__What you should do__. Locate the word "true" in the entries below, then gather every line that holds it.

(Extracted data entries)
- - -

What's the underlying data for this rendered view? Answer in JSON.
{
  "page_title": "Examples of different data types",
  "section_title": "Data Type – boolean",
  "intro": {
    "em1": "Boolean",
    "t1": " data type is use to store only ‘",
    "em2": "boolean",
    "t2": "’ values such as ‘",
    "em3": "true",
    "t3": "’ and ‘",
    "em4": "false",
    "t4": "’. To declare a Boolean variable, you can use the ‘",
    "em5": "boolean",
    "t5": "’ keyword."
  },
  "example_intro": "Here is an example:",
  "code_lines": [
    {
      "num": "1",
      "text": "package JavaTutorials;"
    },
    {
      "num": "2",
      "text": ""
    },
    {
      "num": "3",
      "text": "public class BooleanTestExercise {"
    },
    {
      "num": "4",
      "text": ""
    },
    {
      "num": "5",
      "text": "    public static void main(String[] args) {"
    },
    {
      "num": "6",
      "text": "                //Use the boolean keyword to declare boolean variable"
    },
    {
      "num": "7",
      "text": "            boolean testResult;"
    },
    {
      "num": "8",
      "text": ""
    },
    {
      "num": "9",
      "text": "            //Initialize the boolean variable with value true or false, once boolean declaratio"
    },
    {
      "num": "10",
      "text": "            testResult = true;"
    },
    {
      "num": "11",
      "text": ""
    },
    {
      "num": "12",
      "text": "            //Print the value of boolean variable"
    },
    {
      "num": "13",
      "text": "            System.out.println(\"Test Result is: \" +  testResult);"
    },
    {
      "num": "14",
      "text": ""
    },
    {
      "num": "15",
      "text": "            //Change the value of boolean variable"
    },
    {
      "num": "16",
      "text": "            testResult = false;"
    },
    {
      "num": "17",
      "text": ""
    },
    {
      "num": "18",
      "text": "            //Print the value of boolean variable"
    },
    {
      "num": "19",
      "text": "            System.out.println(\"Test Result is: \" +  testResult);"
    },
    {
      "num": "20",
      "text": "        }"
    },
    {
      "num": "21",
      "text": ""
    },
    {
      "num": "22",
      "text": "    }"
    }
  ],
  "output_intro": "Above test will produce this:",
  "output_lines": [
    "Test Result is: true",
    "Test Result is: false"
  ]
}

- - -

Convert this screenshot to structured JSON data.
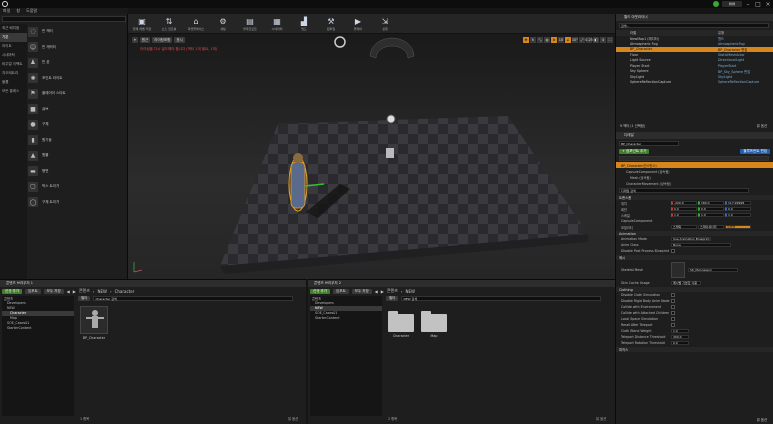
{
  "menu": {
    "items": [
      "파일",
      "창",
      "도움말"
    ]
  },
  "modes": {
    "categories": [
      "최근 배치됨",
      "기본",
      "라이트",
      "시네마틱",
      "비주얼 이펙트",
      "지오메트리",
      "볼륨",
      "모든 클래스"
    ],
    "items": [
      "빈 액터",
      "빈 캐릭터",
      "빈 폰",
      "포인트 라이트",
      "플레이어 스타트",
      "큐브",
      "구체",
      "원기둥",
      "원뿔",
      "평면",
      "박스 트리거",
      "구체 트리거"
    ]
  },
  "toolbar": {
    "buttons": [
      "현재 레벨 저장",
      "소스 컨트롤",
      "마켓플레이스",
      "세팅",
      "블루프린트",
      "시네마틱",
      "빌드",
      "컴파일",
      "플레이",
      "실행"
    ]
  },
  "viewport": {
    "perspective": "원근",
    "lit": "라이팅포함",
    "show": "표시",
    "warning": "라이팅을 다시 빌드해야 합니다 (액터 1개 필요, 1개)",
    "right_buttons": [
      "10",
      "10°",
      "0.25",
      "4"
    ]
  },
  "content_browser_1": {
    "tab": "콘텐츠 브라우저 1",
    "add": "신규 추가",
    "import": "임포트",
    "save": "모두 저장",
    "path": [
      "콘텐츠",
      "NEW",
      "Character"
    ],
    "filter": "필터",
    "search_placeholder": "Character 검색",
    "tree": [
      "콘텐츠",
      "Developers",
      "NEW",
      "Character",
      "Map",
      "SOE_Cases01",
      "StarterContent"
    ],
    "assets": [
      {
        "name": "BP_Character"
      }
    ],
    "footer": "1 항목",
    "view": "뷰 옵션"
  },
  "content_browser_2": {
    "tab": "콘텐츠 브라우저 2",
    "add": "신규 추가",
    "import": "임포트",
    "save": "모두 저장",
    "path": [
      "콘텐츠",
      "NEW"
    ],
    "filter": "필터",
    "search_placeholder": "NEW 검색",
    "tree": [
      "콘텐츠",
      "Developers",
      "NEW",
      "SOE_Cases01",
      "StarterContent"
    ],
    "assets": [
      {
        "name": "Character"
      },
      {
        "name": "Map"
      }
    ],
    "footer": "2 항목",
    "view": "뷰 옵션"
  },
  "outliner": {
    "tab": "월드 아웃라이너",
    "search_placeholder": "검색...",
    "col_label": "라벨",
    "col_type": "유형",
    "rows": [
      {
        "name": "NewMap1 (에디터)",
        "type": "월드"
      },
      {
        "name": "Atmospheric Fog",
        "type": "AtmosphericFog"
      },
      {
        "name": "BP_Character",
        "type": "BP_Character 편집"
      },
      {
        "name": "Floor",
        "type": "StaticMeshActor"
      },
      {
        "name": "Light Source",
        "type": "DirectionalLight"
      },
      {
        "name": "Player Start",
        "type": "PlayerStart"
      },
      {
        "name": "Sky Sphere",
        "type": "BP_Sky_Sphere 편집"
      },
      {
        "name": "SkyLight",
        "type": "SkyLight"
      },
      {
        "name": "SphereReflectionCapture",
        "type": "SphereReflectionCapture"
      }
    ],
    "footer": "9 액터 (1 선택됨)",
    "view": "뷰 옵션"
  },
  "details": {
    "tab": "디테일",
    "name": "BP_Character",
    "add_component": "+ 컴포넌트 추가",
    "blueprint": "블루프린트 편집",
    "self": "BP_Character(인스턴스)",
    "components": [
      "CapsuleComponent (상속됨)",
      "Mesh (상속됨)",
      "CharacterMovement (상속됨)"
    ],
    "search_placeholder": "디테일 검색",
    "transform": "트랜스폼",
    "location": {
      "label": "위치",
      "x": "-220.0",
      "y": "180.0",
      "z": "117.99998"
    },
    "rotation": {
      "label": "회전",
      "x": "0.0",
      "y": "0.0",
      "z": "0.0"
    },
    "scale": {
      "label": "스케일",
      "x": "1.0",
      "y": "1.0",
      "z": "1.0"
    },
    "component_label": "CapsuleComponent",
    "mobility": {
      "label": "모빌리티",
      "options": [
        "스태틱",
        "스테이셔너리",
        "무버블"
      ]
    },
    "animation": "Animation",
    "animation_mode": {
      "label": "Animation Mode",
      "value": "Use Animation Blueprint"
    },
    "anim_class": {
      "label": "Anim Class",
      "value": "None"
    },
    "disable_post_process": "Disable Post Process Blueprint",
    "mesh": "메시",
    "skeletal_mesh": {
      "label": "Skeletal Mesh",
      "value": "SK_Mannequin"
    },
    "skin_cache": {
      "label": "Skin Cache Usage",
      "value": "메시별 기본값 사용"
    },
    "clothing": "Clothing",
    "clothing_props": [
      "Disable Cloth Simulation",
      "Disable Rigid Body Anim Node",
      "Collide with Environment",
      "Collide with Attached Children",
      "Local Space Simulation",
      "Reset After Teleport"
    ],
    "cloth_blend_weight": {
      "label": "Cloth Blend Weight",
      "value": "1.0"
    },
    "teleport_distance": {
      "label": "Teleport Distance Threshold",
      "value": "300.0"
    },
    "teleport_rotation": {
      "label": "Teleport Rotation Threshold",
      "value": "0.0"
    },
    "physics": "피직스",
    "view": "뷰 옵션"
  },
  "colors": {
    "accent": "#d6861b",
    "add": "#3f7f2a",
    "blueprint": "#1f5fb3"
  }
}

- - -

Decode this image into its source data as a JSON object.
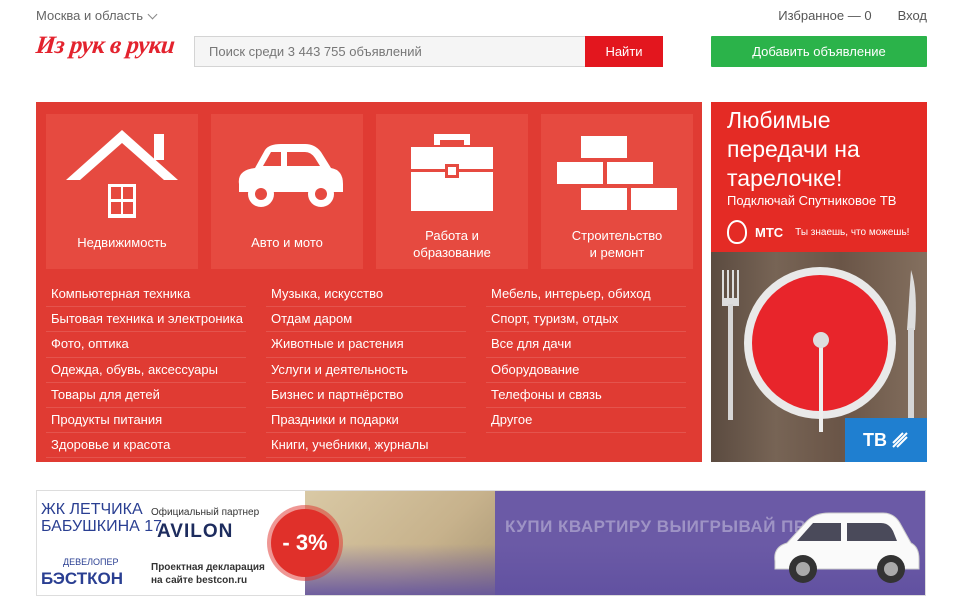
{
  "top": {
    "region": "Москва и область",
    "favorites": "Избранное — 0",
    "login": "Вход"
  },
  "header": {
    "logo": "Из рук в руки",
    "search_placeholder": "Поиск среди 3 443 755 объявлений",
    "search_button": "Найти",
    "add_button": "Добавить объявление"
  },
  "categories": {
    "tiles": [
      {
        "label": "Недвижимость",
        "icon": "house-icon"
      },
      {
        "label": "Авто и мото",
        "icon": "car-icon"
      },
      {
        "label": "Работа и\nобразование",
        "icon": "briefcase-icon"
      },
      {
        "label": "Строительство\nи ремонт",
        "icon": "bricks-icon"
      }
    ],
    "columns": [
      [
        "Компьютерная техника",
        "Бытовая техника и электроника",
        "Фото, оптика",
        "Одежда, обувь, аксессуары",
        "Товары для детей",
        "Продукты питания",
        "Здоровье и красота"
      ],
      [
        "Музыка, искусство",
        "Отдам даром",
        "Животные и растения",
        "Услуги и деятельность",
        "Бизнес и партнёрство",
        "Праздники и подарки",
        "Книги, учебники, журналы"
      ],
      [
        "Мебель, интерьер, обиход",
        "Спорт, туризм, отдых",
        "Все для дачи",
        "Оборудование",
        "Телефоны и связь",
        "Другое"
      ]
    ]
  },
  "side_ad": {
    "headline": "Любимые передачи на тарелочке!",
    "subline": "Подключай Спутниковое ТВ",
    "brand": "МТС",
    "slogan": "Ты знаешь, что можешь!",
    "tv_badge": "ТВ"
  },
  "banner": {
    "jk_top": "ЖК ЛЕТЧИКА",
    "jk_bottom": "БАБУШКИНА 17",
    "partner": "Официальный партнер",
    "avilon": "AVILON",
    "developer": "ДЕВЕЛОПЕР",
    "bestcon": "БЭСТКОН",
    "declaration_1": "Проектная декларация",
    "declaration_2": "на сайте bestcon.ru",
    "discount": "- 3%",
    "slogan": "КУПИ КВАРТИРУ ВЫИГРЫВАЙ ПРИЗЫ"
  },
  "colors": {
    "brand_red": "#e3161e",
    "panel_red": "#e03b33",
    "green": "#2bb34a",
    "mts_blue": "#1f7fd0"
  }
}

- - -

__Written solution__.
    "em3": "true",
      "text": "            //Initialize the boolean variable with value true or false, once boolean declaratio"
      "text": "            testResult = true;"
    "Test Result is: true",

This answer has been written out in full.